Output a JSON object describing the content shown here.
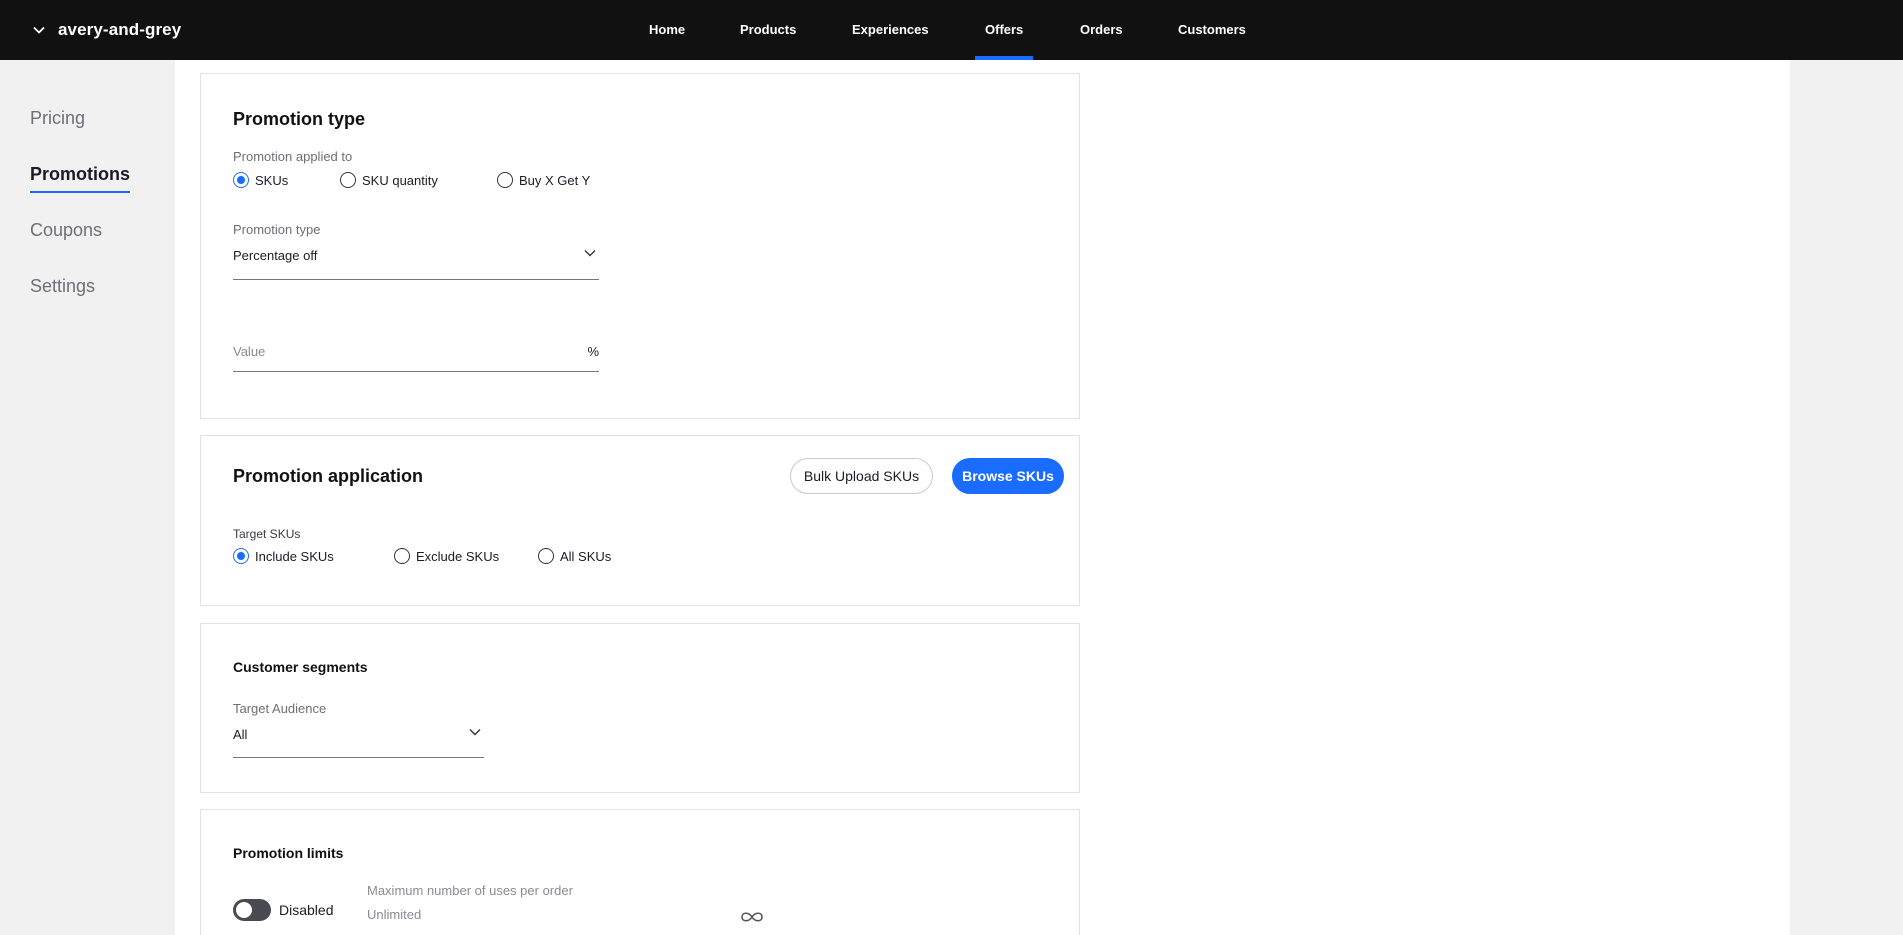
{
  "header": {
    "store_name": "avery-and-grey",
    "nav": [
      "Home",
      "Products",
      "Experiences",
      "Offers",
      "Orders",
      "Customers"
    ],
    "active_nav": "Offers"
  },
  "sidebar": {
    "items": [
      "Pricing",
      "Promotions",
      "Coupons",
      "Settings"
    ],
    "active": "Promotions"
  },
  "promotion_type_card": {
    "title": "Promotion type",
    "applied_to_label": "Promotion applied to",
    "applied_to_options": [
      "SKUs",
      "SKU quantity",
      "Buy X Get Y"
    ],
    "applied_to_selected": "SKUs",
    "type_label": "Promotion type",
    "type_value": "Percentage off",
    "value_placeholder": "Value",
    "value_suffix": "%"
  },
  "promotion_application_card": {
    "title": "Promotion application",
    "bulk_upload_label": "Bulk Upload SKUs",
    "browse_label": "Browse SKUs",
    "target_label": "Target SKUs",
    "target_options": [
      "Include SKUs",
      "Exclude SKUs",
      "All SKUs"
    ],
    "target_selected": "Include SKUs"
  },
  "customer_segments_card": {
    "title": "Customer segments",
    "audience_label": "Target Audience",
    "audience_value": "All"
  },
  "promotion_limits_card": {
    "title": "Promotion limits",
    "toggle_label": "Disabled",
    "toggle_on": false,
    "max_uses_label": "Maximum number of uses per order",
    "max_uses_value": "Unlimited"
  },
  "icons": {
    "store_chevron": "chevron-down-icon",
    "select_chevron": "chevron-down-icon",
    "infinity": "infinity-icon"
  },
  "colors": {
    "accent": "#1a6bff",
    "topbar": "#111111",
    "background": "#f1f1f2"
  }
}
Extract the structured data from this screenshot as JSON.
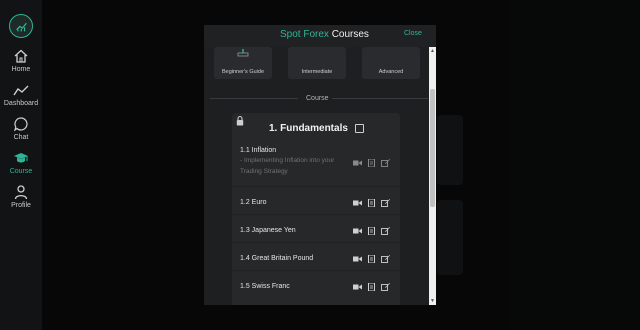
{
  "sidebar": {
    "items": [
      {
        "label": "Home",
        "icon": "home-icon"
      },
      {
        "label": "Dashboard",
        "icon": "chart-line-icon"
      },
      {
        "label": "Chat",
        "icon": "chat-bubble-icon"
      },
      {
        "label": "Course",
        "icon": "graduation-cap-icon",
        "active": true
      },
      {
        "label": "Profile",
        "icon": "user-icon"
      }
    ]
  },
  "modal": {
    "title_accent": "Spot Forex",
    "title_rest": " Courses",
    "close_label": "Close",
    "levels": [
      {
        "label": "Beginner's Guide"
      },
      {
        "label": "Intermediate"
      },
      {
        "label": "Advanced"
      }
    ],
    "section_label": "Course",
    "course": {
      "title": "1. Fundamentals",
      "lessons": [
        {
          "title": "1.1 Inflation",
          "subtitle": "- Implementing Inflation into your Trading Strategy"
        },
        {
          "title": "1.2 Euro",
          "subtitle": ""
        },
        {
          "title": "1.3 Japanese Yen",
          "subtitle": ""
        },
        {
          "title": "1.4 Great Britain Pound",
          "subtitle": ""
        },
        {
          "title": "1.5 Swiss Franc",
          "subtitle": ""
        }
      ]
    }
  },
  "colors": {
    "accent": "#2fb596",
    "background": "#0d0e10",
    "card": "#27282a"
  }
}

**TASK TO COMPLETE:** Each record should be quoted exactly, with the images omitted.

**RESULT:**
Output a JSON object describing the content shown here.
{
  "header": {
    "store_name": "avery-and-grey",
    "nav": [
      "Home",
      "Products",
      "Experiences",
      "Offers",
      "Orders",
      "Customers"
    ],
    "active_nav": "Offers"
  },
  "sidebar": {
    "items": [
      "Pricing",
      "Promotions",
      "Coupons",
      "Settings"
    ],
    "active": "Promotions"
  },
  "promotion_type_card": {
    "title": "Promotion type",
    "applied_to_label": "Promotion applied to",
    "applied_to_options": [
      "SKUs",
      "SKU quantity",
      "Buy X Get Y"
    ],
    "applied_to_selected": "SKUs",
    "type_label": "Promotion type",
    "type_value": "Percentage off",
    "value_placeholder": "Value",
    "value_suffix": "%"
  },
  "promotion_application_card": {
    "title": "Promotion application",
    "bulk_upload_label": "Bulk Upload SKUs",
    "browse_label": "Browse SKUs",
    "target_label": "Target SKUs",
    "target_options": [
      "Include SKUs",
      "Exclude SKUs",
      "All SKUs"
    ],
    "target_selected": "Include SKUs"
  },
  "customer_segments_card": {
    "title": "Customer segments",
    "audience_label": "Target Audience",
    "audience_value": "All"
  },
  "promotion_limits_card": {
    "title": "Promotion limits",
    "toggle_label": "Disabled",
    "toggle_on": false,
    "max_uses_label": "Maximum number of uses per order",
    "max_uses_value": "Unlimited"
  },
  "icons": {
    "store_chevron": "chevron-down-icon",
    "select_chevron": "chevron-down-icon",
    "infinity": "infinity-icon"
  },
  "colors": {
    "accent": "#1a6bff",
    "topbar": "#111111",
    "background": "#f1f1f2"
  }
}
Extract the structured data from this screenshot as JSON.
{
  "sidebar": {
    "items": [
      {
        "label": "Home",
        "icon": "home-icon"
      },
      {
        "label": "Dashboard",
        "icon": "chart-line-icon"
      },
      {
        "label": "Chat",
        "icon": "chat-bubble-icon"
      },
      {
        "label": "Course",
        "icon": "graduation-cap-icon",
        "active": true
      },
      {
        "label": "Profile",
        "icon": "user-icon"
      }
    ]
  },
  "modal": {
    "title_accent": "Spot Forex",
    "title_rest": " Courses",
    "close_label": "Close",
    "levels": [
      {
        "label": "Beginner's Guide"
      },
      {
        "label": "Intermediate"
      },
      {
        "label": "Advanced"
      }
    ],
    "section_label": "Course",
    "course": {
      "title": "1. Fundamentals",
      "lessons": [
        {
          "title": "1.1 Inflation",
          "subtitle": "- Implementing Inflation into your Trading Strategy"
        },
        {
          "title": "1.2 Euro",
          "subtitle": ""
        },
        {
          "title": "1.3 Japanese Yen",
          "subtitle": ""
        },
        {
          "title": "1.4 Great Britain Pound",
          "subtitle": ""
        },
        {
          "title": "1.5 Swiss Franc",
          "subtitle": ""
        }
      ]
    }
  },
  "colors": {
    "accent": "#2fb596",
    "background": "#0d0e10",
    "card": "#27282a"
  }
}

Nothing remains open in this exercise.